> _Goal_: Give only the number of lines in the records that include the string "Days".

> _Data for this exercise_:
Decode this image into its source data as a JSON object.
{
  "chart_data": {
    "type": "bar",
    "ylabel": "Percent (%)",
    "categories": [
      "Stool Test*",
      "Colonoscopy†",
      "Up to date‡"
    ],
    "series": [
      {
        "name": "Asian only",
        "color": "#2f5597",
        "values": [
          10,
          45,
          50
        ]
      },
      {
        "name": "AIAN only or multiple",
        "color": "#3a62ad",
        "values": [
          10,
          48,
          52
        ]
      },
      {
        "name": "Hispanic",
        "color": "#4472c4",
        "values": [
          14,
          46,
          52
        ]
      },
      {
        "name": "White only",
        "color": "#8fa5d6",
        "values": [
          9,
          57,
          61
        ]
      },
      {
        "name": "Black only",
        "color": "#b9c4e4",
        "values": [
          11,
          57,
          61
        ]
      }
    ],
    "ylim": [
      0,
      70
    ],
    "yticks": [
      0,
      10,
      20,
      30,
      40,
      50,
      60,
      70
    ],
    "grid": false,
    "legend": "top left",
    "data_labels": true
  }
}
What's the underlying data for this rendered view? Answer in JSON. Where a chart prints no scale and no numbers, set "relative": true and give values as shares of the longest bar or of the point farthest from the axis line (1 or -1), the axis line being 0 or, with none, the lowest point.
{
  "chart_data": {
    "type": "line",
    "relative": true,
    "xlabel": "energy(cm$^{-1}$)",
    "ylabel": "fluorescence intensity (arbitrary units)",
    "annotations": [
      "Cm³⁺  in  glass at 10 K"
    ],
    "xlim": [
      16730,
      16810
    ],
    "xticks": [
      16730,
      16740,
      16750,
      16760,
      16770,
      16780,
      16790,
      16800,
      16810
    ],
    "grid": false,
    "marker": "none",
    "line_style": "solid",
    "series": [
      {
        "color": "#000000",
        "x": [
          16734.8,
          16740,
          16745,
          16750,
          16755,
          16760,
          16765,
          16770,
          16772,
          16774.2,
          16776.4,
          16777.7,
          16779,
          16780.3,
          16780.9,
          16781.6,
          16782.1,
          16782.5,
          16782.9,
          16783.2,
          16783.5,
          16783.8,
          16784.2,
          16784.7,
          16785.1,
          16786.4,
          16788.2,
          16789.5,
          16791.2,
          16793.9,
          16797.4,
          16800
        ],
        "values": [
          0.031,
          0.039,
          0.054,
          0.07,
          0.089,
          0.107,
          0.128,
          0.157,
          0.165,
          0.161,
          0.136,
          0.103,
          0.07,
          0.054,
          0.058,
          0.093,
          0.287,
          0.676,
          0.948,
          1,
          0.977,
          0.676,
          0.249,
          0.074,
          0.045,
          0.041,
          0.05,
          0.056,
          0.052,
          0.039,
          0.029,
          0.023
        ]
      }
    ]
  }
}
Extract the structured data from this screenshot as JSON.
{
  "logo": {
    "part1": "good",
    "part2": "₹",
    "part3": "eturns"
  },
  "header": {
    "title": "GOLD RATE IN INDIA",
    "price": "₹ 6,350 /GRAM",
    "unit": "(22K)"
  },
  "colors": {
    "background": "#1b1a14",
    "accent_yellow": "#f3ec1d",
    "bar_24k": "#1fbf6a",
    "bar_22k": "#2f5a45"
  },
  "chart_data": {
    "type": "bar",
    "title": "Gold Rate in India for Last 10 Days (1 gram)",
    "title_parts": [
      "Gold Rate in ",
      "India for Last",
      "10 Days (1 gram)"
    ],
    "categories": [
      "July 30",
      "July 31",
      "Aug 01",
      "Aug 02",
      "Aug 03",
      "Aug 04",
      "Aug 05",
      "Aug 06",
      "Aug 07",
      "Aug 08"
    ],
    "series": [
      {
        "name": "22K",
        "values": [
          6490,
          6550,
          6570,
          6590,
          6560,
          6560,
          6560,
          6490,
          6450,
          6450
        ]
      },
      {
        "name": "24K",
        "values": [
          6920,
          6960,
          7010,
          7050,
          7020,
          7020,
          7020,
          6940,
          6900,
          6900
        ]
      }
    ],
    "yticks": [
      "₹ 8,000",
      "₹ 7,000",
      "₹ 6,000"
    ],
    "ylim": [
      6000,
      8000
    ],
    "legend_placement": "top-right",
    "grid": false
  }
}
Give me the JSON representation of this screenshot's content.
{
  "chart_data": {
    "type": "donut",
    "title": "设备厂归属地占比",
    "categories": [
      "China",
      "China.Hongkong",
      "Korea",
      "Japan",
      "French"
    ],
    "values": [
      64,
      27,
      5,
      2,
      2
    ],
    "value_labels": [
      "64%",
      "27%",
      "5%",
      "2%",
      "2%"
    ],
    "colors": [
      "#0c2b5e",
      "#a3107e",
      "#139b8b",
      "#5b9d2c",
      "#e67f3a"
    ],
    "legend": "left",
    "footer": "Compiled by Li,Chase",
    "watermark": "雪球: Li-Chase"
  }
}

> _Solved problem_: 2